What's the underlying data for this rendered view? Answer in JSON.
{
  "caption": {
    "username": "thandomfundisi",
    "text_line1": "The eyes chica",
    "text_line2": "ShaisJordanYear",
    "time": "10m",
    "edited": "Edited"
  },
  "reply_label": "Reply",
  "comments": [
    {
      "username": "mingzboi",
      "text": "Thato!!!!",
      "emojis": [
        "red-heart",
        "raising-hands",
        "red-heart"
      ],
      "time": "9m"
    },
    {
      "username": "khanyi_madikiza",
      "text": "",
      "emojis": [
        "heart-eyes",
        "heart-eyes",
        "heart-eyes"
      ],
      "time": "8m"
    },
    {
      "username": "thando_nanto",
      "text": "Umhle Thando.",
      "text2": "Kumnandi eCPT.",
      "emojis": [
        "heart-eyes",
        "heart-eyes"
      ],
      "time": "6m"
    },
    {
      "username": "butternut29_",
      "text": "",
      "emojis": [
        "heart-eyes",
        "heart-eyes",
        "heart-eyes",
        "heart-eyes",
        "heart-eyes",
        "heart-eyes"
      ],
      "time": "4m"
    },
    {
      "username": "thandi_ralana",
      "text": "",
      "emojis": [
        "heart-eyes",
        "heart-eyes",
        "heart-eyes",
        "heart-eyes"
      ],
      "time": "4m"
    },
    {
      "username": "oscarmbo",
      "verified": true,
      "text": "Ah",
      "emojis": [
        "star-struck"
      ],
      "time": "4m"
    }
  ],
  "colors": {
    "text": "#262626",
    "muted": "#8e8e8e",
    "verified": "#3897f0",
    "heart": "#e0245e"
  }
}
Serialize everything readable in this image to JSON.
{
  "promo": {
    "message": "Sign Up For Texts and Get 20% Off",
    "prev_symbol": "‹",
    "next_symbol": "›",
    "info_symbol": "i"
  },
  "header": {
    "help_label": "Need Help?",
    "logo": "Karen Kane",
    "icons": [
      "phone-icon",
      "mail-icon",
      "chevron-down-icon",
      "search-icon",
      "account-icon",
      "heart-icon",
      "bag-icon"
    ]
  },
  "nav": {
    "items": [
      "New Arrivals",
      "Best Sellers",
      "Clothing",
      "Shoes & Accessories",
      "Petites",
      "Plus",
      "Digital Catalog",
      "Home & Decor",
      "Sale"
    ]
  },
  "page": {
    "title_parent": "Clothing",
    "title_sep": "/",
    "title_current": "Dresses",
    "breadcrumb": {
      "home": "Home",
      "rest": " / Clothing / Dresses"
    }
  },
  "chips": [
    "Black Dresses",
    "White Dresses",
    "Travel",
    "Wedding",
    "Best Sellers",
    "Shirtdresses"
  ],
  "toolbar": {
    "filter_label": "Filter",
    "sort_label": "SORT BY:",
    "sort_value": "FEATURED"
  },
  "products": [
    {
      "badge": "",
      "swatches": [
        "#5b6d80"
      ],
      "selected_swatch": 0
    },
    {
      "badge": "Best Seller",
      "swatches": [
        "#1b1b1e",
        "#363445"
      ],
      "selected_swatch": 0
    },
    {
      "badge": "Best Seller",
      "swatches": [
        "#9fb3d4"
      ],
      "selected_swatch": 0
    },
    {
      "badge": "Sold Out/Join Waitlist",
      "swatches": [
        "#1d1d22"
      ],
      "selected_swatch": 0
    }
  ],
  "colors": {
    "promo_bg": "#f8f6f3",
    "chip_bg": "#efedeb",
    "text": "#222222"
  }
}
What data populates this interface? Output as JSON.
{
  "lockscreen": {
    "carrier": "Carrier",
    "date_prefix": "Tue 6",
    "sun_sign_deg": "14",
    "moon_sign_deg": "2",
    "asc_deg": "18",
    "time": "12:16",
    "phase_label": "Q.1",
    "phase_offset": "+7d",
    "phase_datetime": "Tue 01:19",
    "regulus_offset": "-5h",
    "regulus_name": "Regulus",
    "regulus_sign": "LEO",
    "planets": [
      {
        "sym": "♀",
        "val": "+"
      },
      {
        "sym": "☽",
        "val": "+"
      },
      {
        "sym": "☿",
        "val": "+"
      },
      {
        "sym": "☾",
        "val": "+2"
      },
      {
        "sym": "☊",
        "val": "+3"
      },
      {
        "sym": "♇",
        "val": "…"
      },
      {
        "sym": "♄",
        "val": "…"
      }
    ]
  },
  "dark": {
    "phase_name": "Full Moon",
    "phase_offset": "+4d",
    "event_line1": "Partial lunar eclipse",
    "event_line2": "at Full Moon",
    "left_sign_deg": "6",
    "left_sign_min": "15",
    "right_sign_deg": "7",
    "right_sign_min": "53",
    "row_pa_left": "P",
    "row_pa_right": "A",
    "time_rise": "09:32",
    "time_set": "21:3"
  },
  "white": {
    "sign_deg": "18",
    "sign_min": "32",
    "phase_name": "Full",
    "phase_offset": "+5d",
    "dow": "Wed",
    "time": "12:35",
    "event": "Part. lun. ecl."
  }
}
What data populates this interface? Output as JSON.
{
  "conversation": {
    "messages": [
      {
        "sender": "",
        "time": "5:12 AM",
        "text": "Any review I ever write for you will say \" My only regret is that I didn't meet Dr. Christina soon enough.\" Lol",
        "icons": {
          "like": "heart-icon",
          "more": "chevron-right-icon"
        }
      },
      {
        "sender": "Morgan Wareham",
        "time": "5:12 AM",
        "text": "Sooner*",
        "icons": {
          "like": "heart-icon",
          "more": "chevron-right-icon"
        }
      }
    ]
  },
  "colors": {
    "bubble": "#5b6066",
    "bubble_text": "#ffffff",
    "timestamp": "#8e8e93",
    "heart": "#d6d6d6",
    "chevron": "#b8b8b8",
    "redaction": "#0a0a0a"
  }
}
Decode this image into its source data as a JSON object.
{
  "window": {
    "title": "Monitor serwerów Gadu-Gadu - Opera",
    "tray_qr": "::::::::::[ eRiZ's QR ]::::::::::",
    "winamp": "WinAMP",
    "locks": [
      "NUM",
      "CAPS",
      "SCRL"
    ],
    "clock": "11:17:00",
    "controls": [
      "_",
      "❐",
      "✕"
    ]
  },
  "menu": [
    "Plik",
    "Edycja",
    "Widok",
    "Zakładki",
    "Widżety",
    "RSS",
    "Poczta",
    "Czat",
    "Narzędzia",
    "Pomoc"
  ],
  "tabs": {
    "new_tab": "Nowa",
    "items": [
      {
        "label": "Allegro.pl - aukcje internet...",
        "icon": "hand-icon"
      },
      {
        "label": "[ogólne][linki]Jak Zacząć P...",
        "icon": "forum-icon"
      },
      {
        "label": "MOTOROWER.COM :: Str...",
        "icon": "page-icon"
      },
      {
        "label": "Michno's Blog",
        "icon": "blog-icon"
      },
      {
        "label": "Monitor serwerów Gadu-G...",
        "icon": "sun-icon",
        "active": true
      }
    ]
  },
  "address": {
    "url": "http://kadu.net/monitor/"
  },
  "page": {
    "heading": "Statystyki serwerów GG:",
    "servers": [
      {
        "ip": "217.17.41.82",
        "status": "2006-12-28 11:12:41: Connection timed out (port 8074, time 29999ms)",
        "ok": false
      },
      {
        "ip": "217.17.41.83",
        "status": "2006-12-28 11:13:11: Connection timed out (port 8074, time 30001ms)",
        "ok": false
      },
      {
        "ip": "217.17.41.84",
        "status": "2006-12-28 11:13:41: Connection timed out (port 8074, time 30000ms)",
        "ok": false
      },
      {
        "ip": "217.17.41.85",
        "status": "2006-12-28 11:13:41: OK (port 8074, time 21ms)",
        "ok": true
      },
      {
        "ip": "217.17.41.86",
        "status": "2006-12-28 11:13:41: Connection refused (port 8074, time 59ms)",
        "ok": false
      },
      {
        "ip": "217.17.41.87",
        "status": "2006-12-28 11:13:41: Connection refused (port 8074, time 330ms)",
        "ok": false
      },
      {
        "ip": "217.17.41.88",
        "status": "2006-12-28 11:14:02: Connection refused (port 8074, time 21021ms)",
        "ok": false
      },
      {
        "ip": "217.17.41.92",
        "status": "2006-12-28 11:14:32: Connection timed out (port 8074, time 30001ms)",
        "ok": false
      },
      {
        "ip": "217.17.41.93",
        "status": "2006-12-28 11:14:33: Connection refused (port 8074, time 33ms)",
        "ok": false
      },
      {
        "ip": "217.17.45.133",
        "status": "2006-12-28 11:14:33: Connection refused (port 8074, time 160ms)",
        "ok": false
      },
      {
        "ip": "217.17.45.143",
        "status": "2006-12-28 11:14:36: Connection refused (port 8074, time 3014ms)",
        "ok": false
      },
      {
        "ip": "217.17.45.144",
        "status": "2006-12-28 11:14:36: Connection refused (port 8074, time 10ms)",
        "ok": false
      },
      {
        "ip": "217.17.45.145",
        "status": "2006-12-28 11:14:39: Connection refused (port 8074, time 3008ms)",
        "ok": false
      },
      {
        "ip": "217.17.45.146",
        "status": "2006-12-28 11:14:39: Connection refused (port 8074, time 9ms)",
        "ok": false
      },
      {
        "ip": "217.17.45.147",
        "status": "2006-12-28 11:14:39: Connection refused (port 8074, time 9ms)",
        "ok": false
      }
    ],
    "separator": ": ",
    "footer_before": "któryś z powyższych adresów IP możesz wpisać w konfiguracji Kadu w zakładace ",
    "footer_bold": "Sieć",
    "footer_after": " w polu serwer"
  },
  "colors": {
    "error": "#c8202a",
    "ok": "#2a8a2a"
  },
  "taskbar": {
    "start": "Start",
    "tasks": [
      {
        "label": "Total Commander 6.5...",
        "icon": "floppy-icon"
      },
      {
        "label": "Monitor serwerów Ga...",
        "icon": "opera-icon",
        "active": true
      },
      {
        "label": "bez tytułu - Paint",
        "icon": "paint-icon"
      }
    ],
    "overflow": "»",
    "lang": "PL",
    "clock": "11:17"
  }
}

==============================

## What you should do
Gather up, from the records above, each line where the word "image" appears.

## Finished exercise
Serialize everything readable in this image to JSON.
Decode this image into its source data as a JSON object.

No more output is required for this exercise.